● What you have to do
Read the data line by line and say how many lines contain the string "Gaurav", giving the number alone.

● Material provided
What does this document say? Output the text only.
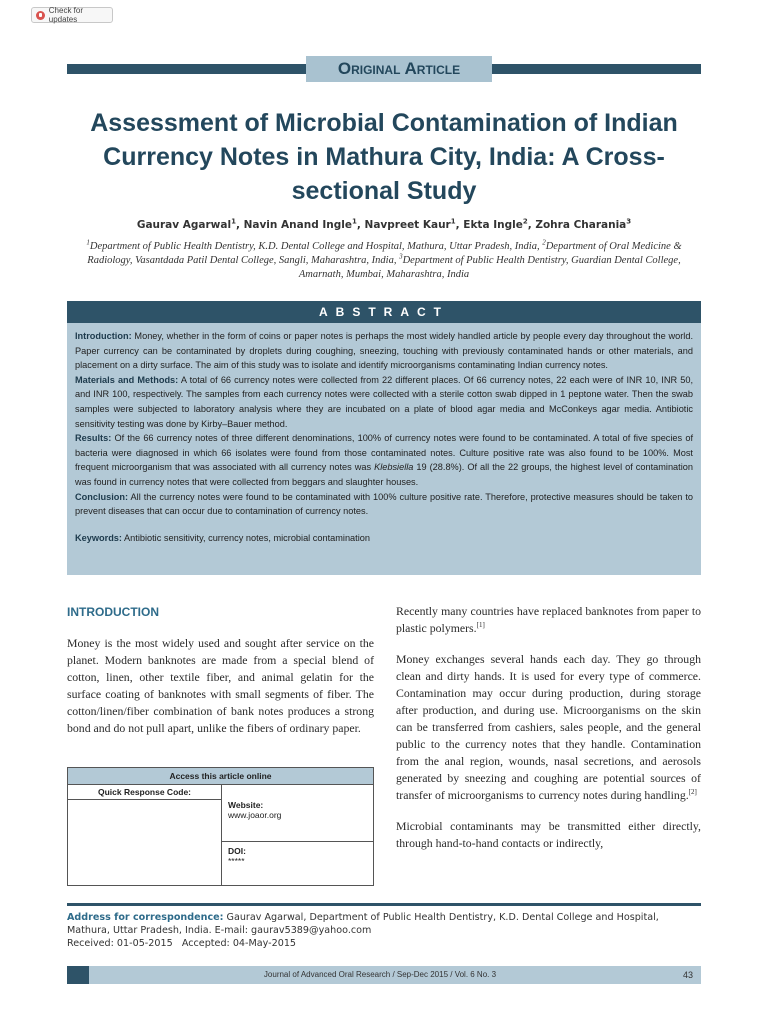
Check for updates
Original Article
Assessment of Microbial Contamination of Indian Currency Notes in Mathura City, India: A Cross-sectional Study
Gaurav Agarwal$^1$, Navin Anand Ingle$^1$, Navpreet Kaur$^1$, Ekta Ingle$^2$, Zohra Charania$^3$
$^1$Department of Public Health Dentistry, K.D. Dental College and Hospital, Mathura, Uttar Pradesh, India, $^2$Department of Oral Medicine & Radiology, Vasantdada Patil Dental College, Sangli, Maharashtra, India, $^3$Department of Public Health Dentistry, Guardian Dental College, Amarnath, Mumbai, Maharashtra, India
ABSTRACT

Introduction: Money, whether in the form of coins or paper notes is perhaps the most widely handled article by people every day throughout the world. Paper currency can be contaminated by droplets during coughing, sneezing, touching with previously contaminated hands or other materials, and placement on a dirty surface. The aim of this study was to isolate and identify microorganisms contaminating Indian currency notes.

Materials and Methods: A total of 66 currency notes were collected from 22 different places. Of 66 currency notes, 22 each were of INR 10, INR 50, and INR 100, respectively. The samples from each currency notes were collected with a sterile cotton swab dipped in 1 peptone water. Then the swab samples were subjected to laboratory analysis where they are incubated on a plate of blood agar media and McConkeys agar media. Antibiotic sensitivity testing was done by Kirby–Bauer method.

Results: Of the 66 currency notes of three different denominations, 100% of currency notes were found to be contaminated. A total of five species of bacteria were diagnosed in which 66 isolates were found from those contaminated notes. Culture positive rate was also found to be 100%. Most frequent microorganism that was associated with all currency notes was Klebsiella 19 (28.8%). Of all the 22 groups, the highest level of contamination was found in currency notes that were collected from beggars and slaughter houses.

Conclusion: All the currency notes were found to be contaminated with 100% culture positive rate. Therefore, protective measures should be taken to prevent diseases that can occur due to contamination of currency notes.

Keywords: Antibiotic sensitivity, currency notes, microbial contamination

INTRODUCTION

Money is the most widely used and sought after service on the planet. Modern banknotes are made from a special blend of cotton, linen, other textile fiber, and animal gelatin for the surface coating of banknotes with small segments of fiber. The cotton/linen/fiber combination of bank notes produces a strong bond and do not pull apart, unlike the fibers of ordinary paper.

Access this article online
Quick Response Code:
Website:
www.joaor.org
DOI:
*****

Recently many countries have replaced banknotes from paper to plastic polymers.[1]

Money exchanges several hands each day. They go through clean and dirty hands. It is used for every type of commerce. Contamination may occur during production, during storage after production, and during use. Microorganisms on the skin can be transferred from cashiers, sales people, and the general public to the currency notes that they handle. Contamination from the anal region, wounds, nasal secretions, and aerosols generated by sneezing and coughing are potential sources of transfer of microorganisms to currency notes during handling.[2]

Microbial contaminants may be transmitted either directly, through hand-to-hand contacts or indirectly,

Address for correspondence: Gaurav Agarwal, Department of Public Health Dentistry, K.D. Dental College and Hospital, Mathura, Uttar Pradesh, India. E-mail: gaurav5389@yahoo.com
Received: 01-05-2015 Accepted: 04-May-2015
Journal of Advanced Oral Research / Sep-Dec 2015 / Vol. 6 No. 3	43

● Your response
2